-- START Available records --
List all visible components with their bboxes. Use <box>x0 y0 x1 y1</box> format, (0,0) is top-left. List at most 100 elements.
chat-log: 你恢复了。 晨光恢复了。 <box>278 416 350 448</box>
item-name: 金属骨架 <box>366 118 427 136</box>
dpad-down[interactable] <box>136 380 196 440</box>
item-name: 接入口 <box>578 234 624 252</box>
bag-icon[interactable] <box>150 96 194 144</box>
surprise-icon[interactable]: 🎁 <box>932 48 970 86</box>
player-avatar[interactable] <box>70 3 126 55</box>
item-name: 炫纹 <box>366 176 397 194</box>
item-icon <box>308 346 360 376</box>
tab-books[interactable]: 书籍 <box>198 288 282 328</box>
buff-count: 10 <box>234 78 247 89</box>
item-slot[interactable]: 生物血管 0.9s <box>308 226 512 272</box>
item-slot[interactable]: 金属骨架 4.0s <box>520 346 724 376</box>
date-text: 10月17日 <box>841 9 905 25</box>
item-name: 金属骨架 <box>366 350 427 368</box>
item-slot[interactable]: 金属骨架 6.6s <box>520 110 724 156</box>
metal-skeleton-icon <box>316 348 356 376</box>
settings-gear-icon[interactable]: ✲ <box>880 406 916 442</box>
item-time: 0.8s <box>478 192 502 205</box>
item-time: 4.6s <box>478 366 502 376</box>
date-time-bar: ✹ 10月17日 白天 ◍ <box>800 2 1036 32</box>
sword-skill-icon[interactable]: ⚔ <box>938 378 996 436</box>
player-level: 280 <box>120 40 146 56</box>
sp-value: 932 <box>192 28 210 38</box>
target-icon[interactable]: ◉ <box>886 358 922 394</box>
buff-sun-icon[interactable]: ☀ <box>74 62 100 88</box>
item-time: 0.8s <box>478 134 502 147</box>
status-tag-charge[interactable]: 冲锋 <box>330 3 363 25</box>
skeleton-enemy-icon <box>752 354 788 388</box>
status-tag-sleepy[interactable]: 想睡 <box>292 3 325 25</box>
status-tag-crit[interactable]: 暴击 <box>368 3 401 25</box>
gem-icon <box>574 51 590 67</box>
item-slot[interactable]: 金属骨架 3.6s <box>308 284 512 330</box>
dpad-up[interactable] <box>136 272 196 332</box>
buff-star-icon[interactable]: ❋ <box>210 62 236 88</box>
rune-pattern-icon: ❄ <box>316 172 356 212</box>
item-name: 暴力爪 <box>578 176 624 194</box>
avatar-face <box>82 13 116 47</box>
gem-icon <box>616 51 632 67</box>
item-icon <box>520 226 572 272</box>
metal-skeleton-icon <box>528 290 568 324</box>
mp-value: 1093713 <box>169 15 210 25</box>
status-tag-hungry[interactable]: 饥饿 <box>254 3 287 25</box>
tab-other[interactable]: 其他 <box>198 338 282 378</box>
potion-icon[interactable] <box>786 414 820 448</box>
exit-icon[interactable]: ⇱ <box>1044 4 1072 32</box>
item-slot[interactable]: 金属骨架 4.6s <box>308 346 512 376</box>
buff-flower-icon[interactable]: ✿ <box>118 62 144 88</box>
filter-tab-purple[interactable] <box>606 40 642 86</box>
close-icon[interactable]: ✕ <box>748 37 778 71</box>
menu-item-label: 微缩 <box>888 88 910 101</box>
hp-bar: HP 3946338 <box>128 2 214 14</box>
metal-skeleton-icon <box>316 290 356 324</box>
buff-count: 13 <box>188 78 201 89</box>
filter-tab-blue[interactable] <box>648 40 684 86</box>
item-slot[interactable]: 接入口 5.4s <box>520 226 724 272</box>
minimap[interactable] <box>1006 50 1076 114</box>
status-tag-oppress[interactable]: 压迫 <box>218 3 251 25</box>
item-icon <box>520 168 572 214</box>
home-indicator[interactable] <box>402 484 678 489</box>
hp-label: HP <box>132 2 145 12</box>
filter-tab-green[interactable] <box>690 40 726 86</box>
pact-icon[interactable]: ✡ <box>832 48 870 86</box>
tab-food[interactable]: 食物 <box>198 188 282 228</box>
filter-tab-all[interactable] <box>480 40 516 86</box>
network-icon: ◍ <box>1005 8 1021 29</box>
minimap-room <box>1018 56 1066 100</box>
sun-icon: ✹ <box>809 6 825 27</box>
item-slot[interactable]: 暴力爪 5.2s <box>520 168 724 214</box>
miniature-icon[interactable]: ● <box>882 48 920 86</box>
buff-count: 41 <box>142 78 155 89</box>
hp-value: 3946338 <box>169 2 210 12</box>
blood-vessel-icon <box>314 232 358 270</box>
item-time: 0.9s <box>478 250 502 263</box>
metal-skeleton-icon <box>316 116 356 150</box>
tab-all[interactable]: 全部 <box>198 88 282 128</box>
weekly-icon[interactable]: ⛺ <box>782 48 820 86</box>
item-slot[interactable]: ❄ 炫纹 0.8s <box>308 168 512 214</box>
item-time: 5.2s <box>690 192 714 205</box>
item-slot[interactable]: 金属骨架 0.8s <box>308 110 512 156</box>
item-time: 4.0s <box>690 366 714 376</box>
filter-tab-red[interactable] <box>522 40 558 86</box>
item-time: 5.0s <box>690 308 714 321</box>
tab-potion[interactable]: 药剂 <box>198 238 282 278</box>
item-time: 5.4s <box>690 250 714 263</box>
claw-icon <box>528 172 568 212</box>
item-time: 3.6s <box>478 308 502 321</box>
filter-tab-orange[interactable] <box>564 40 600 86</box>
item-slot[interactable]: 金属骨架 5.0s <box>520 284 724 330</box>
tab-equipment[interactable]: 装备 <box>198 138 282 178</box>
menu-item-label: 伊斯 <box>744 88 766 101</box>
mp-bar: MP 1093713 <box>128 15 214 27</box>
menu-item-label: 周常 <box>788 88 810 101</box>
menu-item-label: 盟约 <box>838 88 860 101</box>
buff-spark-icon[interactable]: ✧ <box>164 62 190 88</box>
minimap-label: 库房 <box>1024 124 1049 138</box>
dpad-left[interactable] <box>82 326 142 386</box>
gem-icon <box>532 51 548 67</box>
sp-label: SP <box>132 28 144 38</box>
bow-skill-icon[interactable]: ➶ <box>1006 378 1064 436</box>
-- END Available records --
Aim: Reproduce the material above verbatim, keeping every line in its original order.

Full response:
List all visible components with their bboxes. Use <box>x0 y0 x1 y1</box> format, (0,0) is top-left. List at most 100 elements.
chat-log: 你恢复了。 晨光恢复了。 <box>278 416 350 448</box>
item-name: 金属骨架 <box>366 118 427 136</box>
dpad-down[interactable] <box>136 380 196 440</box>
item-name: 接入口 <box>578 234 624 252</box>
bag-icon[interactable] <box>150 96 194 144</box>
surprise-icon[interactable]: 🎁 <box>932 48 970 86</box>
player-avatar[interactable] <box>70 3 126 55</box>
item-name: 炫纹 <box>366 176 397 194</box>
item-icon <box>308 346 360 376</box>
tab-books[interactable]: 书籍 <box>198 288 282 328</box>
buff-count: 10 <box>234 78 247 89</box>
item-slot[interactable]: 生物血管 0.9s <box>308 226 512 272</box>
item-slot[interactable]: 金属骨架 4.0s <box>520 346 724 376</box>
date-text: 10月17日 <box>841 9 905 25</box>
item-name: 金属骨架 <box>366 350 427 368</box>
item-slot[interactable]: 金属骨架 6.6s <box>520 110 724 156</box>
metal-skeleton-icon <box>316 348 356 376</box>
settings-gear-icon[interactable]: ✲ <box>880 406 916 442</box>
item-time: 0.8s <box>478 192 502 205</box>
item-time: 4.6s <box>478 366 502 376</box>
date-time-bar: ✹ 10月17日 白天 ◍ <box>800 2 1036 32</box>
sword-skill-icon[interactable]: ⚔ <box>938 378 996 436</box>
player-level: 280 <box>120 40 146 56</box>
sp-value: 932 <box>192 28 210 38</box>
target-icon[interactable]: ◉ <box>886 358 922 394</box>
buff-sun-icon[interactable]: ☀ <box>74 62 100 88</box>
item-time: 0.8s <box>478 134 502 147</box>
status-tag-charge[interactable]: 冲锋 <box>330 3 363 25</box>
skeleton-enemy-icon <box>752 354 788 388</box>
status-tag-sleepy[interactable]: 想睡 <box>292 3 325 25</box>
status-tag-crit[interactable]: 暴击 <box>368 3 401 25</box>
gem-icon <box>574 51 590 67</box>
item-slot[interactable]: 金属骨架 3.6s <box>308 284 512 330</box>
dpad-up[interactable] <box>136 272 196 332</box>
buff-star-icon[interactable]: ❋ <box>210 62 236 88</box>
rune-pattern-icon: ❄ <box>316 172 356 212</box>
item-name: 暴力爪 <box>578 176 624 194</box>
avatar-face <box>82 13 116 47</box>
gem-icon <box>616 51 632 67</box>
item-icon <box>520 226 572 272</box>
metal-skeleton-icon <box>528 290 568 324</box>
mp-value: 1093713 <box>169 15 210 25</box>
status-tag-hungry[interactable]: 饥饿 <box>254 3 287 25</box>
tab-other[interactable]: 其他 <box>198 338 282 378</box>
potion-icon[interactable] <box>786 414 820 448</box>
exit-icon[interactable]: ⇱ <box>1044 4 1072 32</box>
item-slot[interactable]: 金属骨架 4.6s <box>308 346 512 376</box>
buff-flower-icon[interactable]: ✿ <box>118 62 144 88</box>
filter-tab-purple[interactable] <box>606 40 642 86</box>
close-icon[interactable]: ✕ <box>748 37 778 71</box>
menu-item-label: 微缩 <box>888 88 910 101</box>
hp-bar: HP 3946338 <box>128 2 214 14</box>
metal-skeleton-icon <box>316 290 356 324</box>
buff-count: 13 <box>188 78 201 89</box>
filter-tab-blue[interactable] <box>648 40 684 86</box>
item-slot[interactable]: 接入口 5.4s <box>520 226 724 272</box>
minimap[interactable] <box>1006 50 1076 114</box>
status-tag-oppress[interactable]: 压迫 <box>218 3 251 25</box>
item-icon <box>520 168 572 214</box>
home-indicator[interactable] <box>402 484 678 489</box>
hp-label: HP <box>132 2 145 12</box>
filter-tab-green[interactable] <box>690 40 726 86</box>
pact-icon[interactable]: ✡ <box>832 48 870 86</box>
tab-food[interactable]: 食物 <box>198 188 282 228</box>
filter-tab-all[interactable] <box>480 40 516 86</box>
network-icon: ◍ <box>1005 8 1021 29</box>
minimap-room <box>1018 56 1066 100</box>
sun-icon: ✹ <box>809 6 825 27</box>
item-slot[interactable]: 暴力爪 5.2s <box>520 168 724 214</box>
miniature-icon[interactable]: ● <box>882 48 920 86</box>
buff-count: 41 <box>142 78 155 89</box>
hp-value: 3946338 <box>169 2 210 12</box>
blood-vessel-icon <box>314 232 358 270</box>
item-time: 0.9s <box>478 250 502 263</box>
metal-skeleton-icon <box>316 116 356 150</box>
tab-all[interactable]: 全部 <box>198 88 282 128</box>
weekly-icon[interactable]: ⛺ <box>782 48 820 86</box>
item-slot[interactable]: ❄ 炫纹 0.8s <box>308 168 512 214</box>
item-time: 5.2s <box>690 192 714 205</box>
item-slot[interactable]: 金属骨架 0.8s <box>308 110 512 156</box>
item-time: 4.0s <box>690 366 714 376</box>
filter-tab-red[interactable] <box>522 40 558 86</box>
item-time: 5.0s <box>690 308 714 321</box>
tab-potion[interactable]: 药剂 <box>198 238 282 278</box>
item-time: 5.4s <box>690 250 714 263</box>
claw-icon <box>528 172 568 212</box>
item-time: 3.6s <box>478 308 502 321</box>
filter-tab-orange[interactable] <box>564 40 600 86</box>
item-slot[interactable]: 金属骨架 5.0s <box>520 284 724 330</box>
tab-equipment[interactable]: 装备 <box>198 138 282 178</box>
menu-item-label: 伊斯 <box>744 88 766 101</box>
mp-bar: MP 1093713 <box>128 15 214 27</box>
menu-item-label: 周常 <box>788 88 810 101</box>
menu-item-label: 盟约 <box>838 88 860 101</box>
buff-spark-icon[interactable]: ✧ <box>164 62 190 88</box>
minimap-label: 库房 <box>1024 124 1049 138</box>
dpad-left[interactable] <box>82 326 142 386</box>
gem-icon <box>532 51 548 67</box>
sp-label: SP <box>132 28 144 38</box>
bow-skill-icon[interactable]: ➶ <box>1006 378 1064 436</box>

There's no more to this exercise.